Data shown:
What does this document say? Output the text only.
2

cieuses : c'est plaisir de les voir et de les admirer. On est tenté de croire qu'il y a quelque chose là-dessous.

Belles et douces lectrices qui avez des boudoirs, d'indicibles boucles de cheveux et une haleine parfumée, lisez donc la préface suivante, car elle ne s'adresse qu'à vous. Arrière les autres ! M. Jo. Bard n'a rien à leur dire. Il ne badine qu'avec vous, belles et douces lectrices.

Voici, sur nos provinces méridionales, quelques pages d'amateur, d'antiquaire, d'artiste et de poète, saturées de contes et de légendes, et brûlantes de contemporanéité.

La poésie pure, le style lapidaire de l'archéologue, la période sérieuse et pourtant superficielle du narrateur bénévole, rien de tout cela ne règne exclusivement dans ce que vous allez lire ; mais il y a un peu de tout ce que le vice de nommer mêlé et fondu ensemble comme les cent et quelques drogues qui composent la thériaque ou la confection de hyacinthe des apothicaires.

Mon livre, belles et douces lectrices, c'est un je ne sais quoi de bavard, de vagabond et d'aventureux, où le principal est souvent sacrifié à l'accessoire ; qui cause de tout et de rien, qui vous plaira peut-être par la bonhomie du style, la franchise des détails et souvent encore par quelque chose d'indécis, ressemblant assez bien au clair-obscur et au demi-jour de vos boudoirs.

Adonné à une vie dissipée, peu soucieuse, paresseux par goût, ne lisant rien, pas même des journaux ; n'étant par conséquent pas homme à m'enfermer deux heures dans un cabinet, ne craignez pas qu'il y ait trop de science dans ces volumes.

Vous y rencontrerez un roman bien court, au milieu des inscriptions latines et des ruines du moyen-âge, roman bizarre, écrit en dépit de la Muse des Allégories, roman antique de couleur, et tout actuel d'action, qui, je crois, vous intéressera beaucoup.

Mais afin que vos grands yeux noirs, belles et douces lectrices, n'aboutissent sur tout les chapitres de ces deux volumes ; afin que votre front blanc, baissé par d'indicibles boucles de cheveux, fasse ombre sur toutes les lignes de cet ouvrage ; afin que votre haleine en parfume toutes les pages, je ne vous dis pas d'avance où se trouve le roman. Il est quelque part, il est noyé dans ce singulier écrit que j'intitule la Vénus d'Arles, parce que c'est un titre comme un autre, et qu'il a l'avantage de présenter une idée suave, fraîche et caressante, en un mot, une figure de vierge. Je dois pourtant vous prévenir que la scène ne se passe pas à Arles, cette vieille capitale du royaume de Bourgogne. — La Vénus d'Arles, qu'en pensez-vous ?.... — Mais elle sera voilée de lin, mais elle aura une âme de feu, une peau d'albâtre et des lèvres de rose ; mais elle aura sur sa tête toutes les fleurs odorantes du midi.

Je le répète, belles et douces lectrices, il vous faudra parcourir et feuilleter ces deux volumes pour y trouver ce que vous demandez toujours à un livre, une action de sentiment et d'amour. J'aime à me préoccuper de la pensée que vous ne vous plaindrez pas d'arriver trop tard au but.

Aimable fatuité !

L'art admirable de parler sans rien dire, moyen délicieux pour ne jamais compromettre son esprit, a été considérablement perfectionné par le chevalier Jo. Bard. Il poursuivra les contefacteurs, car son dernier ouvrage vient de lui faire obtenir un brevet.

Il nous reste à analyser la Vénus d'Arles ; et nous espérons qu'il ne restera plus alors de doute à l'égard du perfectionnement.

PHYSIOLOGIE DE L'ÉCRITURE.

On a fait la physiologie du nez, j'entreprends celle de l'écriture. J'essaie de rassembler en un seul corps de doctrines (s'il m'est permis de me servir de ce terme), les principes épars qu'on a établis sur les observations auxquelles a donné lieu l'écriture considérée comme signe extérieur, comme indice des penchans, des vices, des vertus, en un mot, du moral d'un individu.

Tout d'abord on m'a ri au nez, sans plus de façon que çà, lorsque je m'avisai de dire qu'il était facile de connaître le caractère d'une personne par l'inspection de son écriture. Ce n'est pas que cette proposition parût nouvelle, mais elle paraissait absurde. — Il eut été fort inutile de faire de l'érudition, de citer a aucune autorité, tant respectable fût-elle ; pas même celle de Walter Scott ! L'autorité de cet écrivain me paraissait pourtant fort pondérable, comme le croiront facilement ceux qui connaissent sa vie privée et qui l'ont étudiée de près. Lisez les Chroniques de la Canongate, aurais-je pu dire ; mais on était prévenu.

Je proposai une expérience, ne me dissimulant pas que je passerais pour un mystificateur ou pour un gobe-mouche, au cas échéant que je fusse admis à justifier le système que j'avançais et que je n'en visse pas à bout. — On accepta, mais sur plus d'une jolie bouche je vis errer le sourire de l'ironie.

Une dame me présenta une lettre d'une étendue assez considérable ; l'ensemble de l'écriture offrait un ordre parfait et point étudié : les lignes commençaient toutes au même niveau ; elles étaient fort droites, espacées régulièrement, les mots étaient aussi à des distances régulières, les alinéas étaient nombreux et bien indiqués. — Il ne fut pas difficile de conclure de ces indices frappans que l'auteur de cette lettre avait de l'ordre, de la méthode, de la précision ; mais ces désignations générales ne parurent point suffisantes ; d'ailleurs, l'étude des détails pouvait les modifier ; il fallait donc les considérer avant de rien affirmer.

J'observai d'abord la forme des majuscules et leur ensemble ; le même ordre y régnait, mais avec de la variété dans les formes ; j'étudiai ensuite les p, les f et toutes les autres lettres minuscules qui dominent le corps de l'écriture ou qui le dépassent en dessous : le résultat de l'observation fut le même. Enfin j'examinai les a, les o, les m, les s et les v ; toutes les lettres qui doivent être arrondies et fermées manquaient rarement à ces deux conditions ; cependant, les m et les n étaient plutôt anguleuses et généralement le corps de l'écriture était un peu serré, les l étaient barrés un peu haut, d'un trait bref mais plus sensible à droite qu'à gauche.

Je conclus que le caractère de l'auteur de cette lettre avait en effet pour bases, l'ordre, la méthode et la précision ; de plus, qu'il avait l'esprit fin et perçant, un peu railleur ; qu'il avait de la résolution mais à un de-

Set exercise:
Search the entries for the word "moyen", then gather every line that has it.

Written response:
Vous y rencontrerez un roman bien court, au milieu des inscriptions latines et des ruines du moyen-âge, roman bizarre, écrit en dépit de la Muse des Allégories, roman antique de couleur, et tout actuel d'action, qui, je crois, vous intéressera beaucoup.
L'art admirable de parler sans rien dire, moyen délicieux pour ne jamais compromettre son esprit, a été considérablement perfectionné par le chevalier Jo. Bard. Il poursuivra les contefacteurs, car son dernier ouvrage vient de lui faire obtenir un brevet.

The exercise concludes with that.